Dataset entries
--- start ---

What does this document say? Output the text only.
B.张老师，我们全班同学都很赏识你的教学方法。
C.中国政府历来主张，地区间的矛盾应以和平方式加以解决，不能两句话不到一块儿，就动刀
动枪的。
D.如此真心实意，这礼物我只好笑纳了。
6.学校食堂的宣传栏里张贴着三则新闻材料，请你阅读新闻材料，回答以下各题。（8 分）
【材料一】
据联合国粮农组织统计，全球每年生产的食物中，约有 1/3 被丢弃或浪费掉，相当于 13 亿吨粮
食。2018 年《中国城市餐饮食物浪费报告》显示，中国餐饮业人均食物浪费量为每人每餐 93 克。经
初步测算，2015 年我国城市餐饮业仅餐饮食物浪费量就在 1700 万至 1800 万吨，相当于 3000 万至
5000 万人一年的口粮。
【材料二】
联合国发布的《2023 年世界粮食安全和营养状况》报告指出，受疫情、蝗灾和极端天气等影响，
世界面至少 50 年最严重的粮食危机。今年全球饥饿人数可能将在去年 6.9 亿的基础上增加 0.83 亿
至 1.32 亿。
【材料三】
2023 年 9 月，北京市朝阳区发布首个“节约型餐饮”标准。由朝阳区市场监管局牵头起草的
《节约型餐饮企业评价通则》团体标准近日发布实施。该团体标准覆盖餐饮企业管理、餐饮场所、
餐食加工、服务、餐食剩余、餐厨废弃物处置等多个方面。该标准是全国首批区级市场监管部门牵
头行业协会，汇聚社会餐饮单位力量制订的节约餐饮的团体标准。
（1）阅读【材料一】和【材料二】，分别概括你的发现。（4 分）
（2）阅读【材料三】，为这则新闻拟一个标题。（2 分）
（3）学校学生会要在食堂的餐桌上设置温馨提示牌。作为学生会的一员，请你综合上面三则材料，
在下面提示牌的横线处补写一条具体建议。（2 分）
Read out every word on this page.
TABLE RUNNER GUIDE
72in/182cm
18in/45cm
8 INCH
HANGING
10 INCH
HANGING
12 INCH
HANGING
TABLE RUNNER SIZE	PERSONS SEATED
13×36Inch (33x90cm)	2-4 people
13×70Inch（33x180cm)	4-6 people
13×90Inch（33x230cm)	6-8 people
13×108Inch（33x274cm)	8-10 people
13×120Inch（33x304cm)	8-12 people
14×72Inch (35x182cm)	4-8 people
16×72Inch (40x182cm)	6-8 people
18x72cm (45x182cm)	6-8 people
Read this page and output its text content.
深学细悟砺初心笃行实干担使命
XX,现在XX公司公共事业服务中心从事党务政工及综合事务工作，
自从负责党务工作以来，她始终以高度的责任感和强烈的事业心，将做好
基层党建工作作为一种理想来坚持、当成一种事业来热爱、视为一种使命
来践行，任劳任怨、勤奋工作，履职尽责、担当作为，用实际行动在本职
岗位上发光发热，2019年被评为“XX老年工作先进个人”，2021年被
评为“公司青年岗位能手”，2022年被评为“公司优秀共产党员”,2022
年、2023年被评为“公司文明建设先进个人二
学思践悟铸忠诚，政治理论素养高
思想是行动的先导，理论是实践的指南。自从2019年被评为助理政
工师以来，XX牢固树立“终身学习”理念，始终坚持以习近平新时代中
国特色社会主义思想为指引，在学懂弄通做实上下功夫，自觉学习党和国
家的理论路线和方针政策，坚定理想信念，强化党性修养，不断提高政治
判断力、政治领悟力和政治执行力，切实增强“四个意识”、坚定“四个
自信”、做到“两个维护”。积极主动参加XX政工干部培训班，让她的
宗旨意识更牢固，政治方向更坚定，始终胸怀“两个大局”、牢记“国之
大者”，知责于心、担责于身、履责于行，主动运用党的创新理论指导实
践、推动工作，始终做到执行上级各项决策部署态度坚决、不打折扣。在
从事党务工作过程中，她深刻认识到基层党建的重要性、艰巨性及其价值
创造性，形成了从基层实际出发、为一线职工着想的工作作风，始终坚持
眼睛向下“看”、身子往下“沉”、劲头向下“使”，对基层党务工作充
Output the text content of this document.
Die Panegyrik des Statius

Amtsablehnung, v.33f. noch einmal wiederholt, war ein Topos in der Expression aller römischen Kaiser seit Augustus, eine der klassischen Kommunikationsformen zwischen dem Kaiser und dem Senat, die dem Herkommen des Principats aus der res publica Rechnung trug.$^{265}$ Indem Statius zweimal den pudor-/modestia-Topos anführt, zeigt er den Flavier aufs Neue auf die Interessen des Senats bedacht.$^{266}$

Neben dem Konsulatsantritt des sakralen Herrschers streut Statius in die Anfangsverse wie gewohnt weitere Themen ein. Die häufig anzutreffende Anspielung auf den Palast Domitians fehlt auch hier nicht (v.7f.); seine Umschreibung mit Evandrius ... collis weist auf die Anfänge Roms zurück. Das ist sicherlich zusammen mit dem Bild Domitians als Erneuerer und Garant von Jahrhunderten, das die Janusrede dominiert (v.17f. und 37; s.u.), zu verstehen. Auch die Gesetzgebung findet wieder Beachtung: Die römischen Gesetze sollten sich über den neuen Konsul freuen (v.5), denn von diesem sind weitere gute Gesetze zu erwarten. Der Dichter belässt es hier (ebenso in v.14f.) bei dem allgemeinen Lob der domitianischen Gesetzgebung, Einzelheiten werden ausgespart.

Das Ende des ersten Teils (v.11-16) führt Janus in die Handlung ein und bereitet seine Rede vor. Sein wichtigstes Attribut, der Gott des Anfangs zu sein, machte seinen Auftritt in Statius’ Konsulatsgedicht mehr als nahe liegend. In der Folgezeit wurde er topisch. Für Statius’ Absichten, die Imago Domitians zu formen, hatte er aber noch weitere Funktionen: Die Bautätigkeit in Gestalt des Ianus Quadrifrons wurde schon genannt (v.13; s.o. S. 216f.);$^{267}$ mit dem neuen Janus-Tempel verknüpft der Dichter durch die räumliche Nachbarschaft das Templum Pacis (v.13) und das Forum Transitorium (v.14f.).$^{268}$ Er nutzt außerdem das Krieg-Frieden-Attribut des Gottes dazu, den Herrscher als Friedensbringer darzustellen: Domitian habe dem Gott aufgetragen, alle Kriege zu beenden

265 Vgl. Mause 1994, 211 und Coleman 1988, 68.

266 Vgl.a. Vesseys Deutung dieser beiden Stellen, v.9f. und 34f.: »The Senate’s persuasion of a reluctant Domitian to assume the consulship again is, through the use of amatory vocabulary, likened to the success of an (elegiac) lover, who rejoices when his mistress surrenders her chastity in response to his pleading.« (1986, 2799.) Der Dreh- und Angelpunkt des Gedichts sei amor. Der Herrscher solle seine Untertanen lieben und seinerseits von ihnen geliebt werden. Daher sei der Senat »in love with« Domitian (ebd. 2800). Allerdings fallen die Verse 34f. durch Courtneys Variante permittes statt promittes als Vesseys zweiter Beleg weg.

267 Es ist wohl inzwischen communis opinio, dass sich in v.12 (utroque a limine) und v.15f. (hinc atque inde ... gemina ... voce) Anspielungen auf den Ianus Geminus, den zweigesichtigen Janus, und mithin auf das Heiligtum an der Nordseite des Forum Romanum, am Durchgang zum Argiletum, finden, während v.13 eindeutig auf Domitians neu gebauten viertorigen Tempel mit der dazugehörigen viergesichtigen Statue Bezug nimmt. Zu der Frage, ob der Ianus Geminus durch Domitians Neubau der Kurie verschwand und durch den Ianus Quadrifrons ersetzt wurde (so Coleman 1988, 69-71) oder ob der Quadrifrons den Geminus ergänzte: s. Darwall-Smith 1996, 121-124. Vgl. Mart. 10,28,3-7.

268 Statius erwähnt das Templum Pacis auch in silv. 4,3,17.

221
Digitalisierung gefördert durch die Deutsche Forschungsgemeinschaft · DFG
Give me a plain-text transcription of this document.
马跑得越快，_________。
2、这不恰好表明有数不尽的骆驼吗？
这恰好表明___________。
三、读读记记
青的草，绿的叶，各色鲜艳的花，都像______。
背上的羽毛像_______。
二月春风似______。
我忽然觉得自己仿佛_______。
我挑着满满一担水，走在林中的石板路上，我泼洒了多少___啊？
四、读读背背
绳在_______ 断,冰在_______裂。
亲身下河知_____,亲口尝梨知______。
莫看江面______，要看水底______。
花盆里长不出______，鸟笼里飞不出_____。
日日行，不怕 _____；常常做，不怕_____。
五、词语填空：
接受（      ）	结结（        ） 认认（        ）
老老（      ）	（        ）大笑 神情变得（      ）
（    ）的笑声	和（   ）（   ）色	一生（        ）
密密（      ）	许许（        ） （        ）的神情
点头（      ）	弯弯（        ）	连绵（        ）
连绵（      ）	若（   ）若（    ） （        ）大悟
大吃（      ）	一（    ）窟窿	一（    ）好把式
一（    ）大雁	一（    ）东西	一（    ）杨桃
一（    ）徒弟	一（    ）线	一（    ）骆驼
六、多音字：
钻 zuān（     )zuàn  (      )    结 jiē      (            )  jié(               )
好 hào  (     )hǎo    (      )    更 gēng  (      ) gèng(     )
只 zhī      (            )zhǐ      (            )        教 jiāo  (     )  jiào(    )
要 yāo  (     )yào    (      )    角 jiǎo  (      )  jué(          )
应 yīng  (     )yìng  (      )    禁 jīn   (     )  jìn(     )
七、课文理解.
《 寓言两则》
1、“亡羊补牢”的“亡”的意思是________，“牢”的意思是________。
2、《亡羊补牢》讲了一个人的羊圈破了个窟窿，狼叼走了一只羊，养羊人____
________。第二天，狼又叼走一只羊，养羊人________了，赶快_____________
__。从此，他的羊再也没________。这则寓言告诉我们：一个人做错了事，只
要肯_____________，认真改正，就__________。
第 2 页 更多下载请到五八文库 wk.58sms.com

--- end ---

■ OBJECTIVE:
Pull out the lines above in which the word "Pacis" appears.

■ THE ANSWER:
Das Ende des ersten Teils (v.11-16) führt Janus in die Handlung ein und bereitet seine Rede vor. Sein wichtigstes Attribut, der Gott des Anfangs zu sein, machte seinen Auftritt in Statius’ Konsulatsgedicht mehr als nahe liegend. In der Folgezeit wurde er topisch. Für Statius’ Absichten, die Imago Domitians zu formen, hatte er aber noch weitere Funktionen: Die Bautätigkeit in Gestalt des Ianus Quadrifrons wurde schon genannt (v.13; s.o. S. 216f.);$^{267}$ mit dem neuen Janus-Tempel verknüpft der Dichter durch die räumliche Nachbarschaft das Templum Pacis (v.13) und das Forum Transitorium (v.14f.).$^{268}$ Er nutzt außerdem das Krieg-Frieden-Attribut des Gottes dazu, den Herrscher als Friedensbringer darzustellen: Domitian habe dem Gott aufgetragen, alle Kriege zu beenden
268 Statius erwähnt das Templum Pacis auch in silv. 4,3,17.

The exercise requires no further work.